Instructions for the task
Return all the data, word for word.

Information shown
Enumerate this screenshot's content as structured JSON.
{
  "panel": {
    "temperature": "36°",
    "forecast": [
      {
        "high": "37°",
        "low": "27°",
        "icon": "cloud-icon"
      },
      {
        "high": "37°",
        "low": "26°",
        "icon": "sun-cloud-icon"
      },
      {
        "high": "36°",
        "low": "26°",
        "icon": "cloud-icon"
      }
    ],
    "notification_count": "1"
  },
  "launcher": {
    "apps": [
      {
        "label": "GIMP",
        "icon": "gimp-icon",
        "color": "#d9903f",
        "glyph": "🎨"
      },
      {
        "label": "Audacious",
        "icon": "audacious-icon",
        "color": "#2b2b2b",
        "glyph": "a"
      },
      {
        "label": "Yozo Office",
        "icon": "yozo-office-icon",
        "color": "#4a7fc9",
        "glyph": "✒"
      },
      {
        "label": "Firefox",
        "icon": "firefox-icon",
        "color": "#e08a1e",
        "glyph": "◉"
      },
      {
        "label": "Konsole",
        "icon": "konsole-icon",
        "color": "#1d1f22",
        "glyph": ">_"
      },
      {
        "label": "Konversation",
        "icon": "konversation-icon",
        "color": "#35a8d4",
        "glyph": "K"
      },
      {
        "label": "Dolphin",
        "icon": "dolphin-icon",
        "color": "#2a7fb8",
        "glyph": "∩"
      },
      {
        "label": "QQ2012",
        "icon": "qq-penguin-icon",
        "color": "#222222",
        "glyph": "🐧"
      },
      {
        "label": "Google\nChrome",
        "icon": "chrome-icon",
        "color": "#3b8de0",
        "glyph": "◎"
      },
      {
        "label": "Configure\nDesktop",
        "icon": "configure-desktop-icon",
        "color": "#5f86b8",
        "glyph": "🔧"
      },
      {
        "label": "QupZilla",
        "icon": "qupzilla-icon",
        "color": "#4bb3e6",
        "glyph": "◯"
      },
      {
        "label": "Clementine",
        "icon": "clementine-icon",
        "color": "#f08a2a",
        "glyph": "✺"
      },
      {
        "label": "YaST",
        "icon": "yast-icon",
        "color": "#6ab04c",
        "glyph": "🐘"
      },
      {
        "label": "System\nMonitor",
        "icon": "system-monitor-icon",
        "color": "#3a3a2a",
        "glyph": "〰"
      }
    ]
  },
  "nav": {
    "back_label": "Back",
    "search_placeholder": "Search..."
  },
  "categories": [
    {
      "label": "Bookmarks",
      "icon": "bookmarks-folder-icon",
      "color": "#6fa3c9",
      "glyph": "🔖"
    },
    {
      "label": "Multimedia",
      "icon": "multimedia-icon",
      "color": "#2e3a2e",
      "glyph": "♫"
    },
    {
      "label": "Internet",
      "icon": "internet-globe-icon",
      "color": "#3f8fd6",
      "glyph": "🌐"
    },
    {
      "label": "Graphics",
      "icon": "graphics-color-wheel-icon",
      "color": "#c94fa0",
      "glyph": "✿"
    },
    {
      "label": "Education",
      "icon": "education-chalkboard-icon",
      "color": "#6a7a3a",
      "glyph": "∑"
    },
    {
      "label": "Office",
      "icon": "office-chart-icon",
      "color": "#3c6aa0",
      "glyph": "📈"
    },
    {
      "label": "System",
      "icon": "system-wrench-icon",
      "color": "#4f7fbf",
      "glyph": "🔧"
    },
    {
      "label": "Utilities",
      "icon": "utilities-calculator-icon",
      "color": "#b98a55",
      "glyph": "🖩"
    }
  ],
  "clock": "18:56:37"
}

In response
Enumerate this screenshot's content as structured JSON.
{
  "panel": {
    "temperature": "36°",
    "forecast": [
      {
        "high": "37°",
        "low": "27°",
        "icon": "cloud-icon"
      },
      {
        "high": "37°",
        "low": "26°",
        "icon": "sun-cloud-icon"
      },
      {
        "high": "36°",
        "low": "26°",
        "icon": "cloud-icon"
      }
    ],
    "notification_count": "1"
  },
  "launcher": {
    "apps": [
      {
        "label": "GIMP",
        "icon": "gimp-icon",
        "color": "#d9903f",
        "glyph": "🎨"
      },
      {
        "label": "Audacious",
        "icon": "audacious-icon",
        "color": "#2b2b2b",
        "glyph": "a"
      },
      {
        "label": "Yozo Office",
        "icon": "yozo-office-icon",
        "color": "#4a7fc9",
        "glyph": "✒"
      },
      {
        "label": "Firefox",
        "icon": "firefox-icon",
        "color": "#e08a1e",
        "glyph": "◉"
      },
      {
        "label": "Konsole",
        "icon": "konsole-icon",
        "color": "#1d1f22",
        "glyph": ">_"
      },
      {
        "label": "Konversation",
        "icon": "konversation-icon",
        "color": "#35a8d4",
        "glyph": "K"
      },
      {
        "label": "Dolphin",
        "icon": "dolphin-icon",
        "color": "#2a7fb8",
        "glyph": "∩"
      },
      {
        "label": "QQ2012",
        "icon": "qq-penguin-icon",
        "color": "#222222",
        "glyph": "🐧"
      },
      {
        "label": "Google\nChrome",
        "icon": "chrome-icon",
        "color": "#3b8de0",
        "glyph": "◎"
      },
      {
        "label": "Configure\nDesktop",
        "icon": "configure-desktop-icon",
        "color": "#5f86b8",
        "glyph": "🔧"
      },
      {
        "label": "QupZilla",
        "icon": "qupzilla-icon",
        "color": "#4bb3e6",
        "glyph": "◯"
      },
      {
        "label": "Clementine",
        "icon": "clementine-icon",
        "color": "#f08a2a",
        "glyph": "✺"
      },
      {
        "label": "YaST",
        "icon": "yast-icon",
        "color": "#6ab04c",
        "glyph": "🐘"
      },
      {
        "label": "System\nMonitor",
        "icon": "system-monitor-icon",
        "color": "#3a3a2a",
        "glyph": "〰"
      }
    ]
  },
  "nav": {
    "back_label": "Back",
    "search_placeholder": "Search..."
  },
  "categories": [
    {
      "label": "Bookmarks",
      "icon": "bookmarks-folder-icon",
      "color": "#6fa3c9",
      "glyph": "🔖"
    },
    {
      "label": "Multimedia",
      "icon": "multimedia-icon",
      "color": "#2e3a2e",
      "glyph": "♫"
    },
    {
      "label": "Internet",
      "icon": "internet-globe-icon",
      "color": "#3f8fd6",
      "glyph": "🌐"
    },
    {
      "label": "Graphics",
      "icon": "graphics-color-wheel-icon",
      "color": "#c94fa0",
      "glyph": "✿"
    },
    {
      "label": "Education",
      "icon": "education-chalkboard-icon",
      "color": "#6a7a3a",
      "glyph": "∑"
    },
    {
      "label": "Office",
      "icon": "office-chart-icon",
      "color": "#3c6aa0",
      "glyph": "📈"
    },
    {
      "label": "System",
      "icon": "system-wrench-icon",
      "color": "#4f7fbf",
      "glyph": "🔧"
    },
    {
      "label": "Utilities",
      "icon": "utilities-calculator-icon",
      "color": "#b98a55",
      "glyph": "🖩"
    }
  ],
  "clock": "18:56:37"
}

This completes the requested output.